Copy out every line containing the word "Show".

── ROWS ──

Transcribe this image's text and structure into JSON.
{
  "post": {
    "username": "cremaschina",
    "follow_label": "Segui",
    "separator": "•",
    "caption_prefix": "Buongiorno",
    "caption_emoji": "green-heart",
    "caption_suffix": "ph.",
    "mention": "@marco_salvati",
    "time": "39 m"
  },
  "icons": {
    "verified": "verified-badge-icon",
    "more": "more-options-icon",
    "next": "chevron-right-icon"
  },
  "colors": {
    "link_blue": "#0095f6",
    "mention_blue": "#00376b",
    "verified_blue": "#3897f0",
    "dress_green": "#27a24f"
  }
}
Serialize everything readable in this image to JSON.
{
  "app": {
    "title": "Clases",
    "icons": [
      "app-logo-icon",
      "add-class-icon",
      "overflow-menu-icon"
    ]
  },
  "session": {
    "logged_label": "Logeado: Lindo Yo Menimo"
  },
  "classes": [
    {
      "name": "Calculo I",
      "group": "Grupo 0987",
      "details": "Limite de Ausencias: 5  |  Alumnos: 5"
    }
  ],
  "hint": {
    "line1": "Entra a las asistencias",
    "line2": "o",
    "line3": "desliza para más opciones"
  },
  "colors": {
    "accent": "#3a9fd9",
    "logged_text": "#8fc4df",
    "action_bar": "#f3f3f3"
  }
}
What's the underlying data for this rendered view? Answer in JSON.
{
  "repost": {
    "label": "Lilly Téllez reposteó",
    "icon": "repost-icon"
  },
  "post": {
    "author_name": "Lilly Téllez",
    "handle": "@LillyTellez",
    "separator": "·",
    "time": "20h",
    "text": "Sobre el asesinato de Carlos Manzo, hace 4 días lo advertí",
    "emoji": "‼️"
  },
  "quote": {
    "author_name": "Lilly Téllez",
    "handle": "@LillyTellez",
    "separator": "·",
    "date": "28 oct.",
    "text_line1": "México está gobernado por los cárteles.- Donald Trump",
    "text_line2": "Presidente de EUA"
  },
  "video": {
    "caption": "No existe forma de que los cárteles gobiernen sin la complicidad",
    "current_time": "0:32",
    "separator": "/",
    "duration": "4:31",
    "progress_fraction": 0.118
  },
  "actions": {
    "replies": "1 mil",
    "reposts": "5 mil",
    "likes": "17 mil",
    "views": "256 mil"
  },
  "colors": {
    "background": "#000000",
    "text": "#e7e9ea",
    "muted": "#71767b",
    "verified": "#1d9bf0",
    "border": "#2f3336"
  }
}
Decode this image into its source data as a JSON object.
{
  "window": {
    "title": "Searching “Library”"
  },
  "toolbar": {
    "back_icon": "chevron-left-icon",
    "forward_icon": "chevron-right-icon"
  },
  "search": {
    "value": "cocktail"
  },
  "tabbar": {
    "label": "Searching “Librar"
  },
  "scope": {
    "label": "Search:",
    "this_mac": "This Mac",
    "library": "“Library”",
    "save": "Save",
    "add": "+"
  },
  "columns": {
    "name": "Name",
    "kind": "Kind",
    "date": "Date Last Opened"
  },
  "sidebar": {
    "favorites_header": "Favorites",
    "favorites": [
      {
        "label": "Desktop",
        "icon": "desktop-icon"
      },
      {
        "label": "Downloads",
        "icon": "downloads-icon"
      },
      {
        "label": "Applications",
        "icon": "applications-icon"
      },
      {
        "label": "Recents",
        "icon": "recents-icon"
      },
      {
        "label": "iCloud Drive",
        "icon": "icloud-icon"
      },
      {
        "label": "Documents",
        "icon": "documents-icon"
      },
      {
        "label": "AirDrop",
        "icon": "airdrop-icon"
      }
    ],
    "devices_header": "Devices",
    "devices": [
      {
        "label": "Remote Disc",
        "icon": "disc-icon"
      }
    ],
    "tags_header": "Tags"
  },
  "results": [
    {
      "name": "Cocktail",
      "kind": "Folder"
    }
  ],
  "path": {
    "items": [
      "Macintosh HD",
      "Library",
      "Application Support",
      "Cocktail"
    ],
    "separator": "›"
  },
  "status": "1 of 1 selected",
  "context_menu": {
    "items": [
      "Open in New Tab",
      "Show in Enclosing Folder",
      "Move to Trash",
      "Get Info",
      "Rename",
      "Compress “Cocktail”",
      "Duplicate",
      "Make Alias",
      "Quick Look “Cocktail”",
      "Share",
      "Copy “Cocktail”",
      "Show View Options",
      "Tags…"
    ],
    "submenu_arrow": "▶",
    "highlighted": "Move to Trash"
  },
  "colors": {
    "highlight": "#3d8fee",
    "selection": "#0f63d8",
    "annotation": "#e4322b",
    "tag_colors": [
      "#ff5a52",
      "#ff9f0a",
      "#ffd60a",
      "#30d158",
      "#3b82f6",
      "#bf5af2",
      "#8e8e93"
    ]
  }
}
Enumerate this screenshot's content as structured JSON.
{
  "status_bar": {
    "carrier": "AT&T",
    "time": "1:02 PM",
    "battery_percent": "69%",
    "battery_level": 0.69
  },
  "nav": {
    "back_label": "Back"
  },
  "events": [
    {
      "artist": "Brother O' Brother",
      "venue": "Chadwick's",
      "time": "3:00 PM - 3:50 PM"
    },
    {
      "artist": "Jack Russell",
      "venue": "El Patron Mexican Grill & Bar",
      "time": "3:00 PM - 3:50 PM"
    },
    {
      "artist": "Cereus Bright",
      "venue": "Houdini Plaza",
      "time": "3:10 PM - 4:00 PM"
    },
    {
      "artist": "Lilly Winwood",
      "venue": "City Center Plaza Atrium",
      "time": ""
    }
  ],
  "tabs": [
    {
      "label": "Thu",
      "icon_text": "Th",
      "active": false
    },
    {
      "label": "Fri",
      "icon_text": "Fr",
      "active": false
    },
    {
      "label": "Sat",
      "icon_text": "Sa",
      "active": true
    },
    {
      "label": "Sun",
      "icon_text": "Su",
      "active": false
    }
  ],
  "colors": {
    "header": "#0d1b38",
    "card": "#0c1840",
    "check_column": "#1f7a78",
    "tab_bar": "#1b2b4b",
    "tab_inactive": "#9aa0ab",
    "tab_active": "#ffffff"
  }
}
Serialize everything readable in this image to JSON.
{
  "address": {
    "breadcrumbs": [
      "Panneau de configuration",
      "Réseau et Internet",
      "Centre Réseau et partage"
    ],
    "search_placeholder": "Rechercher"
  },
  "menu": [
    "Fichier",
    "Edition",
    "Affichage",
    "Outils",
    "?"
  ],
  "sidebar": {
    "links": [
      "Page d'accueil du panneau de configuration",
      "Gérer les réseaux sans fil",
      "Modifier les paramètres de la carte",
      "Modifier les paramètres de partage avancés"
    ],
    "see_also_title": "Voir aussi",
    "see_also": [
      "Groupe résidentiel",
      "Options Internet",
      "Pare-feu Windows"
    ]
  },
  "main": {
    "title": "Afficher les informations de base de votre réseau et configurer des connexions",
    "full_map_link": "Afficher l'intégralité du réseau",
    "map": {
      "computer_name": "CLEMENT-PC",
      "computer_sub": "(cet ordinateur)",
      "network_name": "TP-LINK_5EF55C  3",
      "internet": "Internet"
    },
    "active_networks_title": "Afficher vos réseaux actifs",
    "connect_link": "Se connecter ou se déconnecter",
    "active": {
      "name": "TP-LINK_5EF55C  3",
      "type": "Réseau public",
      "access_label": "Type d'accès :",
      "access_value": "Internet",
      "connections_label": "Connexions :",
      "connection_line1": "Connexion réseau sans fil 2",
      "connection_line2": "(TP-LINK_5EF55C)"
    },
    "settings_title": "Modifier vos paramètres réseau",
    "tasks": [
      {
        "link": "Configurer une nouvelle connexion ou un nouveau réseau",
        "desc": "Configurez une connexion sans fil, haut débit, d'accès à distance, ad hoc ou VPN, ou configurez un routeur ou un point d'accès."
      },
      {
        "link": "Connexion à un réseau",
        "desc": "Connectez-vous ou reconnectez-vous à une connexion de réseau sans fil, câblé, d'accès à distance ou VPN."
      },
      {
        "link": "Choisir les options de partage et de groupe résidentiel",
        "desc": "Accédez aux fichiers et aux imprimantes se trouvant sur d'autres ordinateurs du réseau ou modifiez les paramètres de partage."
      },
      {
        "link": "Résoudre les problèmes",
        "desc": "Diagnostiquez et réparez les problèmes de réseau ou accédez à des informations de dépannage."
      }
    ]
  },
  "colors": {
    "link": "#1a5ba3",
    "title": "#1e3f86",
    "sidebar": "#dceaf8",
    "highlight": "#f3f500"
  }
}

───

# OUTPUT:
      "Show in Enclosing Folder",
      "Show View Options",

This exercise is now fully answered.